TASK MATERIAL
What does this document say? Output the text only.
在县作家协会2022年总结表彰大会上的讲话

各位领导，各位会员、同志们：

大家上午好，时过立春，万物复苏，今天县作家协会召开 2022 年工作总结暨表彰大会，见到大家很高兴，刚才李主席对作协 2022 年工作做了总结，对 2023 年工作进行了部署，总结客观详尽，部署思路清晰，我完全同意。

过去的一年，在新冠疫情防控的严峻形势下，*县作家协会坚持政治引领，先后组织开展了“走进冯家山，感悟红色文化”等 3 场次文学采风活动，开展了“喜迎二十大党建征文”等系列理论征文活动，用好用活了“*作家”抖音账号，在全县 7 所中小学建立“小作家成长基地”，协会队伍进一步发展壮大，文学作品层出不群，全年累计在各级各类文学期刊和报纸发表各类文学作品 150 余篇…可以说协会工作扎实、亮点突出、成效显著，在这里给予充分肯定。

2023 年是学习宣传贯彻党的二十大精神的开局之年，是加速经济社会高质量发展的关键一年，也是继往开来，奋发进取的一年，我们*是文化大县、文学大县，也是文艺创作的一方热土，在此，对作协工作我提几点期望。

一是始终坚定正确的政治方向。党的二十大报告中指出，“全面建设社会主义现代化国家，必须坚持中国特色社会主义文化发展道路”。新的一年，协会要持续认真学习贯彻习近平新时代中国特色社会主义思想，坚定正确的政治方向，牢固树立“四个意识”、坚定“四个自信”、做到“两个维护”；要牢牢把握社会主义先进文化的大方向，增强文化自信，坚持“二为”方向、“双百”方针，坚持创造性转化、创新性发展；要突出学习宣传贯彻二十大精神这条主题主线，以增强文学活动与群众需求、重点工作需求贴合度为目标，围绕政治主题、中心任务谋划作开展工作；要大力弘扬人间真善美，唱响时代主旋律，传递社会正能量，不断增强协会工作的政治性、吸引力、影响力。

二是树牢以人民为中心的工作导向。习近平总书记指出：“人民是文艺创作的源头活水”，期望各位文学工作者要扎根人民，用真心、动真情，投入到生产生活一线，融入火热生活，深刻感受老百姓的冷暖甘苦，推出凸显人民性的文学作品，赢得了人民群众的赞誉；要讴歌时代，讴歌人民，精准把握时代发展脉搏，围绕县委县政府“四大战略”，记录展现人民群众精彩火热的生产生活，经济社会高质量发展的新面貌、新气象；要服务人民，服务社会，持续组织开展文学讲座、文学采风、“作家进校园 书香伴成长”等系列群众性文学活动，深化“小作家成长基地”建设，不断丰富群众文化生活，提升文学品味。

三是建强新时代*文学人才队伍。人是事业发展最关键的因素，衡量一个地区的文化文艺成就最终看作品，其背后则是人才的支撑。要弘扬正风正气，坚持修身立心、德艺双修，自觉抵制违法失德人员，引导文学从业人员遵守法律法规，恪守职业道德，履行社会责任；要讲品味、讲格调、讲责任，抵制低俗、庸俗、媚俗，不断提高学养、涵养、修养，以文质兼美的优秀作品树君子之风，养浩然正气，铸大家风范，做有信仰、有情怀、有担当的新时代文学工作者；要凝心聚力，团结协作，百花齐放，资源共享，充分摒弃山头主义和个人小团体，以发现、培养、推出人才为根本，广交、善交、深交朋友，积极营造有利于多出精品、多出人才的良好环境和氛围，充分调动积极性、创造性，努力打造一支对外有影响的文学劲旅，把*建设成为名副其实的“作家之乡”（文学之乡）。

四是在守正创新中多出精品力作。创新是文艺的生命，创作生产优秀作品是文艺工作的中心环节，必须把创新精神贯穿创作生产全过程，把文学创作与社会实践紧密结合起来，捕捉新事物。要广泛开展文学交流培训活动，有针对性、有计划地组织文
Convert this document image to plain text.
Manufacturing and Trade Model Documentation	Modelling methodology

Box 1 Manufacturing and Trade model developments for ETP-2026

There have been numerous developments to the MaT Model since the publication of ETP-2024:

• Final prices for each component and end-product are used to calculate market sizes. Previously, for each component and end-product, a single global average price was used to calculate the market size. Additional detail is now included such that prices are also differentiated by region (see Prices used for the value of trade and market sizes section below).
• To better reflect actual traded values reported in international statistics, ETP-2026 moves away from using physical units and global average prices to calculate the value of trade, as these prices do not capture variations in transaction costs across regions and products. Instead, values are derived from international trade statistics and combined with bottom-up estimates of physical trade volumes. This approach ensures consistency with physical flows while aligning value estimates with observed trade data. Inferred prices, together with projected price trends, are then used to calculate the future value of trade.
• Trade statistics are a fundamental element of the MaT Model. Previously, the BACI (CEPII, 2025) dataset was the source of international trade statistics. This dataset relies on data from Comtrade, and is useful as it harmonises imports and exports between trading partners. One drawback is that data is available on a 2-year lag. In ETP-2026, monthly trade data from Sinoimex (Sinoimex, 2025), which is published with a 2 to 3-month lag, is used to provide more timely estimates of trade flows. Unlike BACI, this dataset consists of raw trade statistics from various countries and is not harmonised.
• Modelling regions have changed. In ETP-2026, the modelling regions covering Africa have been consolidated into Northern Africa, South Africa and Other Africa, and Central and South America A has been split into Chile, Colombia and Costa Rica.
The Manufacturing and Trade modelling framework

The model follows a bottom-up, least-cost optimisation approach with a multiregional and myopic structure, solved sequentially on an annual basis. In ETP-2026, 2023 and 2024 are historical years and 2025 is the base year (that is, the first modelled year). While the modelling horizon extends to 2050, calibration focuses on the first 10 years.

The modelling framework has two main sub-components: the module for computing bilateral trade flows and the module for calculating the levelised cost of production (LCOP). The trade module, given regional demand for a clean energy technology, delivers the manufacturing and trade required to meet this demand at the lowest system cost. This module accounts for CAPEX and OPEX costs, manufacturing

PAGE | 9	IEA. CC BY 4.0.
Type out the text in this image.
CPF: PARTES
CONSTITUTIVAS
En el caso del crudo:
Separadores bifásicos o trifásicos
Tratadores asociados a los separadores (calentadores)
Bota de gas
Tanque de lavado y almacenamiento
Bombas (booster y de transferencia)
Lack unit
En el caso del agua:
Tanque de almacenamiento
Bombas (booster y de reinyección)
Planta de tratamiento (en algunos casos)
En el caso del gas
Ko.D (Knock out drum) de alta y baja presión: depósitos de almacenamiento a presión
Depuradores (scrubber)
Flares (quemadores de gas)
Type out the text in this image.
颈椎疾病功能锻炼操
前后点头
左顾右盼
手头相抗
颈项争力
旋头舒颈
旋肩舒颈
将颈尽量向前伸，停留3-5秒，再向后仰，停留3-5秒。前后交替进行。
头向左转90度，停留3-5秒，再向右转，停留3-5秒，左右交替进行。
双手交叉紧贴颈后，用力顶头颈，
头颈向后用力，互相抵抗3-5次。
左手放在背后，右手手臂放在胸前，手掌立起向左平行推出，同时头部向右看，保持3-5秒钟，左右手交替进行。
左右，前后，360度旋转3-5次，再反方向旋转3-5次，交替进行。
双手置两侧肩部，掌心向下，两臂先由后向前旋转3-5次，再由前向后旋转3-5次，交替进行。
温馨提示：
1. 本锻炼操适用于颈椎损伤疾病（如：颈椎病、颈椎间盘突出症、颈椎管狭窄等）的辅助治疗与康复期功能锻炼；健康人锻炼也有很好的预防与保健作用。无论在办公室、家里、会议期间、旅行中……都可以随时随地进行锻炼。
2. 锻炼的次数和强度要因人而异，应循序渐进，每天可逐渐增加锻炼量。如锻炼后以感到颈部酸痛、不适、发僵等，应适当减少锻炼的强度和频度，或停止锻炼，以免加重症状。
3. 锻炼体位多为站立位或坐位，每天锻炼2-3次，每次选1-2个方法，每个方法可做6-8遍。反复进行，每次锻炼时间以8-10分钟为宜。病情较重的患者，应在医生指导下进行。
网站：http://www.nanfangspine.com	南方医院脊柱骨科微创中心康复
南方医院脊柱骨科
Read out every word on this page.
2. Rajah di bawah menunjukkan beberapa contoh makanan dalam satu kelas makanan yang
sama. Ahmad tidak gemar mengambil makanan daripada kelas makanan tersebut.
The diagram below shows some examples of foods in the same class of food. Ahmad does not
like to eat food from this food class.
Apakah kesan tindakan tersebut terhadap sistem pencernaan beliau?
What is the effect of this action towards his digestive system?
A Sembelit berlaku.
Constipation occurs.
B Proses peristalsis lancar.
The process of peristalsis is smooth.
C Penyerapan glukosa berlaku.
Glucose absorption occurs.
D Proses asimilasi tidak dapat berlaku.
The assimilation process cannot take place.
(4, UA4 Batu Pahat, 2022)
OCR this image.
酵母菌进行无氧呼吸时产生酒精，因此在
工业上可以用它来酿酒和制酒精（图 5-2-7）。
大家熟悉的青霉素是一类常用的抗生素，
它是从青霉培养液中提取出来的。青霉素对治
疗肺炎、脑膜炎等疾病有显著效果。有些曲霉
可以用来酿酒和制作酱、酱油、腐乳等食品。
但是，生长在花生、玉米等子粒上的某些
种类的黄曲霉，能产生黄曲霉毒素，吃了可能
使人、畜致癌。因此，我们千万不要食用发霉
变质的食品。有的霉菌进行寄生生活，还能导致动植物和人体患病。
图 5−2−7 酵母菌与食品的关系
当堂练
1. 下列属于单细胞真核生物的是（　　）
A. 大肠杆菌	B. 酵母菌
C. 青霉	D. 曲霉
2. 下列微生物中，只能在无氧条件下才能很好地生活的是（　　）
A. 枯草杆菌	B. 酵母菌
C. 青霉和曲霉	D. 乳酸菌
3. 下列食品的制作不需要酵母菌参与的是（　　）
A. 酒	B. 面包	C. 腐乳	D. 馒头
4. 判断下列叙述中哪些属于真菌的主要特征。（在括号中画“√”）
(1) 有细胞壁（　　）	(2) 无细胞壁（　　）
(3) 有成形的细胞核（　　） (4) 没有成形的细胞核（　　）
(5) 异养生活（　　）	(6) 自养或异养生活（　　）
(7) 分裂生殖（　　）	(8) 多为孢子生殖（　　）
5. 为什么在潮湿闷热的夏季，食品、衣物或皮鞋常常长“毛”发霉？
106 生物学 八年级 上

WHAT TO DO
Tell how many lines of the material above hold "international", answering with a bare number.

RESPONSE TO THE TASK
2